Data items:
────────────────────────────────────────
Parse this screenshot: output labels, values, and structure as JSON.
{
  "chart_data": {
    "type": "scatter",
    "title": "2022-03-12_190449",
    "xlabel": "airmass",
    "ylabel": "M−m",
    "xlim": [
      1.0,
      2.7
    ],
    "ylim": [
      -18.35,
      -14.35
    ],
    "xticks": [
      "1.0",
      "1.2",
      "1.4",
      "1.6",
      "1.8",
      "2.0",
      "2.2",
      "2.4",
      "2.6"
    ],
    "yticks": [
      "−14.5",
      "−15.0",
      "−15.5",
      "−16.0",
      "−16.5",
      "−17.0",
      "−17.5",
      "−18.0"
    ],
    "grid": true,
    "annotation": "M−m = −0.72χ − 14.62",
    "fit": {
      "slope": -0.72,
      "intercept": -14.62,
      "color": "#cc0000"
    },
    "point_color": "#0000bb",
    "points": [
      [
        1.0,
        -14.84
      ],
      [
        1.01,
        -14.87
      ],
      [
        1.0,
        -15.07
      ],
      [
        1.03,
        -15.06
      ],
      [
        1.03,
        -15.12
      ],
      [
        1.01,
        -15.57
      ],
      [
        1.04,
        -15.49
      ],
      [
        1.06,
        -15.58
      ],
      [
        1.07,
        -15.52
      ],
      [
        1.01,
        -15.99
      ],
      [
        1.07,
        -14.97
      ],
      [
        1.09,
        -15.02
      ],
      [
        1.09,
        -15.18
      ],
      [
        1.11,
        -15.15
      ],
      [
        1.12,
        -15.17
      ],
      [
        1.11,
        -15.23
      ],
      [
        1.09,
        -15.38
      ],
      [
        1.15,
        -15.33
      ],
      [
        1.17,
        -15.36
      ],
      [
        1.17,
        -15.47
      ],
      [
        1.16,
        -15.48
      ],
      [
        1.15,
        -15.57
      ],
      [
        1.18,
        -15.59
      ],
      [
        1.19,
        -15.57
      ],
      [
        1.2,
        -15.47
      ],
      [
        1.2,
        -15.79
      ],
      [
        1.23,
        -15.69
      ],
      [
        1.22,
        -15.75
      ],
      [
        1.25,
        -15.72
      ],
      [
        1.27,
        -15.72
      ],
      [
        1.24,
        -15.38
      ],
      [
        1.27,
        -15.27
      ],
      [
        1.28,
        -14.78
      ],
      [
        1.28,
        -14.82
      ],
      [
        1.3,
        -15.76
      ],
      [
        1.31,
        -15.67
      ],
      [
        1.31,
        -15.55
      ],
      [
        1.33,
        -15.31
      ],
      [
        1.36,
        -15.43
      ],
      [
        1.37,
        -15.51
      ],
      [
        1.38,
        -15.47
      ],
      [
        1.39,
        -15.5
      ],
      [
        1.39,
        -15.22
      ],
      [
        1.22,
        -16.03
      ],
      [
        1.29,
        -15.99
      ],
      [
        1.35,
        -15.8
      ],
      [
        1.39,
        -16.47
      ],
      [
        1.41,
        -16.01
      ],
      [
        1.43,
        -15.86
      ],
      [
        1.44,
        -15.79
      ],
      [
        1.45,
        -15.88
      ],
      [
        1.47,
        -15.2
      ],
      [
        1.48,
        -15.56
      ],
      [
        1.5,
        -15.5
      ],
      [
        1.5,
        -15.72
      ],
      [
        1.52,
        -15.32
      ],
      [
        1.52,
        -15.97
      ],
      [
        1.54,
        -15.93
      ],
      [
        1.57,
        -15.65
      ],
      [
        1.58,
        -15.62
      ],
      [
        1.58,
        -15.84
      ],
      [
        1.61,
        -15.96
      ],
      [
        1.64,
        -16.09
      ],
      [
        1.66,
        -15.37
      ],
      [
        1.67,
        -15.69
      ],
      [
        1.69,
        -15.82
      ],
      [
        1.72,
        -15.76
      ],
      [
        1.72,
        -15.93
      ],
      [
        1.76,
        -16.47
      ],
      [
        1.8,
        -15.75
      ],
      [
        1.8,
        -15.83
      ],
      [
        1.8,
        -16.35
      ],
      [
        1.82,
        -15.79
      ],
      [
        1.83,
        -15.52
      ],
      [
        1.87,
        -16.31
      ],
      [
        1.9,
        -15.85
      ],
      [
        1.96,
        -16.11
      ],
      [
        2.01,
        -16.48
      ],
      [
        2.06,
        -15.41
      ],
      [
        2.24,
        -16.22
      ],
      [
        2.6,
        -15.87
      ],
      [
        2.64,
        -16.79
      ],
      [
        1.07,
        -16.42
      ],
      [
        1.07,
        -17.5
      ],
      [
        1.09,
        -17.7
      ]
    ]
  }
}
────────────────────────────────────────
== Exercise details ==
Write the listing out again, exactly as it reads.

== Reply ==
Parse this screenshot: output labels, values, and structure as JSON.
{
  "chart_data": {
    "type": "scatter",
    "title": "2022-03-12_190449",
    "xlabel": "airmass",
    "ylabel": "M−m",
    "xlim": [
      1.0,
      2.7
    ],
    "ylim": [
      -18.35,
      -14.35
    ],
    "xticks": [
      "1.0",
      "1.2",
      "1.4",
      "1.6",
      "1.8",
      "2.0",
      "2.2",
      "2.4",
      "2.6"
    ],
    "yticks": [
      "−14.5",
      "−15.0",
      "−15.5",
      "−16.0",
      "−16.5",
      "−17.0",
      "−17.5",
      "−18.0"
    ],
    "grid": true,
    "annotation": "M−m = −0.72χ − 14.62",
    "fit": {
      "slope": -0.72,
      "intercept": -14.62,
      "color": "#cc0000"
    },
    "point_color": "#0000bb",
    "points": [
      [
        1.0,
        -14.84
      ],
      [
        1.01,
        -14.87
      ],
      [
        1.0,
        -15.07
      ],
      [
        1.03,
        -15.06
      ],
      [
        1.03,
        -15.12
      ],
      [
        1.01,
        -15.57
      ],
      [
        1.04,
        -15.49
      ],
      [
        1.06,
        -15.58
      ],
      [
        1.07,
        -15.52
      ],
      [
        1.01,
        -15.99
      ],
      [
        1.07,
        -14.97
      ],
      [
        1.09,
        -15.02
      ],
      [
        1.09,
        -15.18
      ],
      [
        1.11,
        -15.15
      ],
      [
        1.12,
        -15.17
      ],
      [
        1.11,
        -15.23
      ],
      [
        1.09,
        -15.38
      ],
      [
        1.15,
        -15.33
      ],
      [
        1.17,
        -15.36
      ],
      [
        1.17,
        -15.47
      ],
      [
        1.16,
        -15.48
      ],
      [
        1.15,
        -15.57
      ],
      [
        1.18,
        -15.59
      ],
      [
        1.19,
        -15.57
      ],
      [
        1.2,
        -15.47
      ],
      [
        1.2,
        -15.79
      ],
      [
        1.23,
        -15.69
      ],
      [
        1.22,
        -15.75
      ],
      [
        1.25,
        -15.72
      ],
      [
        1.27,
        -15.72
      ],
      [
        1.24,
        -15.38
      ],
      [
        1.27,
        -15.27
      ],
      [
        1.28,
        -14.78
      ],
      [
        1.28,
        -14.82
      ],
      [
        1.3,
        -15.76
      ],
      [
        1.31,
        -15.67
      ],
      [
        1.31,
        -15.55
      ],
      [
        1.33,
        -15.31
      ],
      [
        1.36,
        -15.43
      ],
      [
        1.37,
        -15.51
      ],
      [
        1.38,
        -15.47
      ],
      [
        1.39,
        -15.5
      ],
      [
        1.39,
        -15.22
      ],
      [
        1.22,
        -16.03
      ],
      [
        1.29,
        -15.99
      ],
      [
        1.35,
        -15.8
      ],
      [
        1.39,
        -16.47
      ],
      [
        1.41,
        -16.01
      ],
      [
        1.43,
        -15.86
      ],
      [
        1.44,
        -15.79
      ],
      [
        1.45,
        -15.88
      ],
      [
        1.47,
        -15.2
      ],
      [
        1.48,
        -15.56
      ],
      [
        1.5,
        -15.5
      ],
      [
        1.5,
        -15.72
      ],
      [
        1.52,
        -15.32
      ],
      [
        1.52,
        -15.97
      ],
      [
        1.54,
        -15.93
      ],
      [
        1.57,
        -15.65
      ],
      [
        1.58,
        -15.62
      ],
      [
        1.58,
        -15.84
      ],
      [
        1.61,
        -15.96
      ],
      [
        1.64,
        -16.09
      ],
      [
        1.66,
        -15.37
      ],
      [
        1.67,
        -15.69
      ],
      [
        1.69,
        -15.82
      ],
      [
        1.72,
        -15.76
      ],
      [
        1.72,
        -15.93
      ],
      [
        1.76,
        -16.47
      ],
      [
        1.8,
        -15.75
      ],
      [
        1.8,
        -15.83
      ],
      [
        1.8,
        -16.35
      ],
      [
        1.82,
        -15.79
      ],
      [
        1.83,
        -15.52
      ],
      [
        1.87,
        -16.31
      ],
      [
        1.9,
        -15.85
      ],
      [
        1.96,
        -16.11
      ],
      [
        2.01,
        -16.48
      ],
      [
        2.06,
        -15.41
      ],
      [
        2.24,
        -16.22
      ],
      [
        2.6,
        -15.87
      ],
      [
        2.64,
        -16.79
      ],
      [
        1.07,
        -16.42
      ],
      [
        1.07,
        -17.5
      ],
      [
        1.09,
        -17.7
      ]
    ]
  }
}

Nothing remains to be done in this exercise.